§ **Task statement**: Repeat the records exactly. Every line must match.

[Stored data]
◆ ◆ ◆ ◆ ◆ ◆ ◆

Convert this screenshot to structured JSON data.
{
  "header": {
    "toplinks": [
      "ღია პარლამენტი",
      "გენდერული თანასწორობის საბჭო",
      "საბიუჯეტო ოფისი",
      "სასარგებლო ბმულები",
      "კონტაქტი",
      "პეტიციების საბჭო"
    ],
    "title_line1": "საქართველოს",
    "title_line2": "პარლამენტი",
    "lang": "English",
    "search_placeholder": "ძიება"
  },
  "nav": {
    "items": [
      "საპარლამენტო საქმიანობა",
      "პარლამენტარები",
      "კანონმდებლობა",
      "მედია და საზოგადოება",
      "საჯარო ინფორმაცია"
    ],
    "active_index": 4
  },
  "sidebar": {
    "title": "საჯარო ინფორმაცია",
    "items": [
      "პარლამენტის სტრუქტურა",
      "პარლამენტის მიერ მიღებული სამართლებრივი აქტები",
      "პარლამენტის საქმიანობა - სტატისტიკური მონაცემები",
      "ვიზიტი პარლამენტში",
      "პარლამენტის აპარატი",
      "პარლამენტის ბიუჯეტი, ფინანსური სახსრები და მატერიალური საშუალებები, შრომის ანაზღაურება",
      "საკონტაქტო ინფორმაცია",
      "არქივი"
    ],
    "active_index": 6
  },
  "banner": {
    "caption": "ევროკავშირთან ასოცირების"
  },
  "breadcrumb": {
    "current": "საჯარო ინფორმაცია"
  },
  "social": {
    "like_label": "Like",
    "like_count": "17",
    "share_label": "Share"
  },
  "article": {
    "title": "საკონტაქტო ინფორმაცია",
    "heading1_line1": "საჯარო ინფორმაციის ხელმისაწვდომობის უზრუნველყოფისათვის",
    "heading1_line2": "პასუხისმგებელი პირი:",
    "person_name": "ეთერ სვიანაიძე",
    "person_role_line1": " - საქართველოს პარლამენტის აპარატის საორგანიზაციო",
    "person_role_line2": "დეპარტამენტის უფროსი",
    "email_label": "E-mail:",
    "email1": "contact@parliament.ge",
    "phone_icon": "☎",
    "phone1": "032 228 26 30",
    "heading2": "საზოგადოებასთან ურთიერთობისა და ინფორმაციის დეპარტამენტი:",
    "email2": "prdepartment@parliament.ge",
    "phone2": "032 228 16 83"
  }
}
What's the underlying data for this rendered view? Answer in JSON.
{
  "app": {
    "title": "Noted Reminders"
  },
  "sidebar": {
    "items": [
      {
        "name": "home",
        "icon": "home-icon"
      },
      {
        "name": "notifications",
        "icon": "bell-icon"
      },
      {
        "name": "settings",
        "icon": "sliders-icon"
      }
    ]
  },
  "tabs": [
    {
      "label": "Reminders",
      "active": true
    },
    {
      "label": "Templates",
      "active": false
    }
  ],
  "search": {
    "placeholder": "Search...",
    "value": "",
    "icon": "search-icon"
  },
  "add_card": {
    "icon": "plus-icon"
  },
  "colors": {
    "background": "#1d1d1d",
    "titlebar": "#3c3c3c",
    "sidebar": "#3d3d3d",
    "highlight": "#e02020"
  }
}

◆ ◆ ◆ ◆ ◆ ◆ ◆

§ **Final answer**:
Convert this screenshot to structured JSON data.
{
  "header": {
    "toplinks": [
      "ღია პარლამენტი",
      "გენდერული თანასწორობის საბჭო",
      "საბიუჯეტო ოფისი",
      "სასარგებლო ბმულები",
      "კონტაქტი",
      "პეტიციების საბჭო"
    ],
    "title_line1": "საქართველოს",
    "title_line2": "პარლამენტი",
    "lang": "English",
    "search_placeholder": "ძიება"
  },
  "nav": {
    "items": [
      "საპარლამენტო საქმიანობა",
      "პარლამენტარები",
      "კანონმდებლობა",
      "მედია და საზოგადოება",
      "საჯარო ინფორმაცია"
    ],
    "active_index": 4
  },
  "sidebar": {
    "title": "საჯარო ინფორმაცია",
    "items": [
      "პარლამენტის სტრუქტურა",
      "პარლამენტის მიერ მიღებული სამართლებრივი აქტები",
      "პარლამენტის საქმიანობა - სტატისტიკური მონაცემები",
      "ვიზიტი პარლამენტში",
      "პარლამენტის აპარატი",
      "პარლამენტის ბიუჯეტი, ფინანსური სახსრები და მატერიალური საშუალებები, შრომის ანაზღაურება",
      "საკონტაქტო ინფორმაცია",
      "არქივი"
    ],
    "active_index": 6
  },
  "banner": {
    "caption": "ევროკავშირთან ასოცირების"
  },
  "breadcrumb": {
    "current": "საჯარო ინფორმაცია"
  },
  "social": {
    "like_label": "Like",
    "like_count": "17",
    "share_label": "Share"
  },
  "article": {
    "title": "საკონტაქტო ინფორმაცია",
    "heading1_line1": "საჯარო ინფორმაციის ხელმისაწვდომობის უზრუნველყოფისათვის",
    "heading1_line2": "პასუხისმგებელი პირი:",
    "person_name": "ეთერ სვიანაიძე",
    "person_role_line1": " - საქართველოს პარლამენტის აპარატის საორგანიზაციო",
    "person_role_line2": "დეპარტამენტის უფროსი",
    "email_label": "E-mail:",
    "email1": "contact@parliament.ge",
    "phone_icon": "☎",
    "phone1": "032 228 26 30",
    "heading2": "საზოგადოებასთან ურთიერთობისა და ინფორმაციის დეპარტამენტი:",
    "email2": "prdepartment@parliament.ge",
    "phone2": "032 228 16 83"
  }
}
What's the underlying data for this rendered view? Answer in JSON.
{
  "app": {
    "title": "Noted Reminders"
  },
  "sidebar": {
    "items": [
      {
        "name": "home",
        "icon": "home-icon"
      },
      {
        "name": "notifications",
        "icon": "bell-icon"
      },
      {
        "name": "settings",
        "icon": "sliders-icon"
      }
    ]
  },
  "tabs": [
    {
      "label": "Reminders",
      "active": true
    },
    {
      "label": "Templates",
      "active": false
    }
  ],
  "search": {
    "placeholder": "Search...",
    "value": "",
    "icon": "search-icon"
  },
  "add_card": {
    "icon": "plus-icon"
  },
  "colors": {
    "background": "#1d1d1d",
    "titlebar": "#3c3c3c",
    "sidebar": "#3d3d3d",
    "highlight": "#e02020"
  }
}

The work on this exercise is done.